Se avessimo a disposizione una macchina del tempo ci sarebbe sicuramente un giorno, almeno nella memoria di tifosi, che tutti i sostenitori viola, sia di oggi che di ieri, vorrebbero poter rivivere (o vivere per la prima volta) anche solo per un momento… Era l’11 maggio 1969 quando la Fiorentina, imponendosi sulla Juventus con un netto 2-0 firmato da Chiarugi e Maraschi, si assicurava con una giornata di anticipo il suo secondo ed ultimo scudetto.

Sono ormai passati 48 anni dall’impresa della squadra allestita grazie agli investimenti del presidente Nello Baglini ed affidata alle cure del Petisso Bruno Pesaola, e dell’impresa di quella banda di giovani capace di perdere un sola partita (senza mai cadere in trasferta) nell’arco di tutta la stagione resta il ricordo negli occhi di chi ha vissuto quella cavalcata e che, quasi come fosse un dovere, lo ha tramandato alle generazioni successive. Generazioni che non hanno potuto assistere in prima persona alle parate di Superchi, alle gesta di De Sisti, Merlo, Amarildo e Ferrante ed alle reti di Chiarugi e Maraschi e che, a parte qualche coppa nazionale, non hanno mai potuto gioire nel vedere la Viola vincere un campionato e cucire il prestigioso tricolore sul petto.

Infatti, dalla fine dagli anni ’70 in poi, la Fiorentina non hai mai più lottato concretamente ai vertici, a parte un lungo testa a testa con la Juventus datato 1982 e terminato tristemente (ed in modo dubbio) in favore dei bianconeri ed un primato dissipato nel girone di ritorno nella stagione 1998/99.

A quasi mezzo secolo di distanza, quindi, la sensazione di essere più in alto di tutti, il brivido di vedere la Fiorentina in vetta alla classifica e sulle prime pagine dei giornali, la gioia dei caroselli che invadono le piazze festanti sono solo fantasie che prendono forma nel racconto di nonni e genitori che, fortunatamente, hanno potuto sventolare al cielo le bandiere e le sciarpe viola prima di questo lungo ed interminabile digiuno.

48 lunghi anni nei quali però i sogni di gloria non si sono mai spenti. Tanto tempo, nel corso del quale però la speranza di assaporare, almeno una volta nella vita, quelle emozioni irripetibili e quell’estasi impareggiabile non ha mai lasciato il posto alla rassegnazione ed all’idea che, forse, potrebbe non succedere mai più.

▶ Voci del dataset
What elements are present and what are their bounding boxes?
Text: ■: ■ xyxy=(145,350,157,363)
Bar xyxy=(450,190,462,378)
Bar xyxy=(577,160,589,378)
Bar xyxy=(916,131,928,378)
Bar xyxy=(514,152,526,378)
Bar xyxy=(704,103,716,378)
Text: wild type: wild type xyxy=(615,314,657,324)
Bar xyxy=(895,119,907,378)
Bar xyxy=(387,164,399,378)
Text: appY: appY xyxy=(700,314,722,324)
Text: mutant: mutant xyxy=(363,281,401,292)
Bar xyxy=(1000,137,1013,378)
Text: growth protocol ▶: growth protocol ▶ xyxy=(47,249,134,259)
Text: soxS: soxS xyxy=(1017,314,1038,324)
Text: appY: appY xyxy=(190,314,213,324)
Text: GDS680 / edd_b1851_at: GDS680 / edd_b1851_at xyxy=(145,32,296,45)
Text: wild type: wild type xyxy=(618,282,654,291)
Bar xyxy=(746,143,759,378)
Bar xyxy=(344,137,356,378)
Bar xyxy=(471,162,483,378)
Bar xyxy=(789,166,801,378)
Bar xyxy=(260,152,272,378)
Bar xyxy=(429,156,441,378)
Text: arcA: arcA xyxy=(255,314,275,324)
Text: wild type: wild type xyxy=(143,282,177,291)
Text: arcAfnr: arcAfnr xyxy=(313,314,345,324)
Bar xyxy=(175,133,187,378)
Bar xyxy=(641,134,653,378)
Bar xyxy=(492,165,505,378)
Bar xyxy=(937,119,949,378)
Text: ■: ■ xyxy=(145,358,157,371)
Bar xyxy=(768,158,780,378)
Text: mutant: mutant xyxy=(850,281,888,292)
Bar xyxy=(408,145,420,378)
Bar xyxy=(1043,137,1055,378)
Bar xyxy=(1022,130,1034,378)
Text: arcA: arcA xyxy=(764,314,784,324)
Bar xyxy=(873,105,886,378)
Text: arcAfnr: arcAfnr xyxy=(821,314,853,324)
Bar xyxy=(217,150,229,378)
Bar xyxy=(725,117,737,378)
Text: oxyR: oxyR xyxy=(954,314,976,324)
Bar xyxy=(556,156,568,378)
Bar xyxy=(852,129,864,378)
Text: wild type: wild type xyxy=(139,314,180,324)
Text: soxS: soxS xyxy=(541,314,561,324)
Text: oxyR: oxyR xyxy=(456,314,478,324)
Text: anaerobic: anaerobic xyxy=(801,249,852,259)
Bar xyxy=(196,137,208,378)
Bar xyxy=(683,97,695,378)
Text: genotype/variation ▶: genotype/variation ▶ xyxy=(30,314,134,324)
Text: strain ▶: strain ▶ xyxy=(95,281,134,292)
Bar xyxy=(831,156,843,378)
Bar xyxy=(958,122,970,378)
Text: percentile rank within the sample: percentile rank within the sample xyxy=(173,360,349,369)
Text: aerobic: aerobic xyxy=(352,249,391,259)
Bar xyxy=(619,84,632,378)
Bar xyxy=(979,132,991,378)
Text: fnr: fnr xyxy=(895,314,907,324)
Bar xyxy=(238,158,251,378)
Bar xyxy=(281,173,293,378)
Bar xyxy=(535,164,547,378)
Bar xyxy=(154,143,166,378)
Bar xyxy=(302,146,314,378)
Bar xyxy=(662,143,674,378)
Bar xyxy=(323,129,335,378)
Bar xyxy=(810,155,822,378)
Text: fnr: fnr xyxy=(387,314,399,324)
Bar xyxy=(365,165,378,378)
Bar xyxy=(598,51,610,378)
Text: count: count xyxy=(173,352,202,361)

▶ Attività dell'esercizio
• a. Stabilisci se le affermazioni seguenti concordano con il brano sull'ultimo scudetto della Fiorentina. Per ciascuna rispondi sì o no e cita fedelmente le parole del brano che lo dimostrano.
(i) La Fiorentina conquistò lo scudetto battendo la Juventus per 2-0 l'11 maggio 1969.
(ii) Nella stagione dello scudetto la squadra subì la sua unica sconfitta in trasferta.
(iii) Il testa a testa con la Juventus del 1982 si concluse a favore della Fiorentina.
• b. Secondo il brano sull'ultimo scudetto della Fiorentina, perché per le generazioni successive al 1969 la gioia di vedere la squadra in vetta alla classifica è solo una fantasia? Rispondi in una o due frasi.
Il materiale proviene da una fonte diversa da quella del brano.

▶ Soluzioni delle attività
• a.
(i) Sì: «Era l’11 maggio 1969 quando la Fiorentina, imponendosi sulla Juventus con un netto 2-0».
(ii) No: «capace di perdere un sola partita (senza mai cadere in trasferta)».
(iii) No: «terminato tristemente (ed in modo dubbio) in favore dei bianconeri».

• b. Dalla fine degli anni ’70 la Fiorentina non ha più lottato concretamente ai vertici, a parte il testa a testa del 1982 e il primato perso nella stagione 1998/99. Per questo quelle generazioni non l'hanno mai vista vincere un campionato e conoscono quelle emozioni solo dai racconti di nonni e genitori.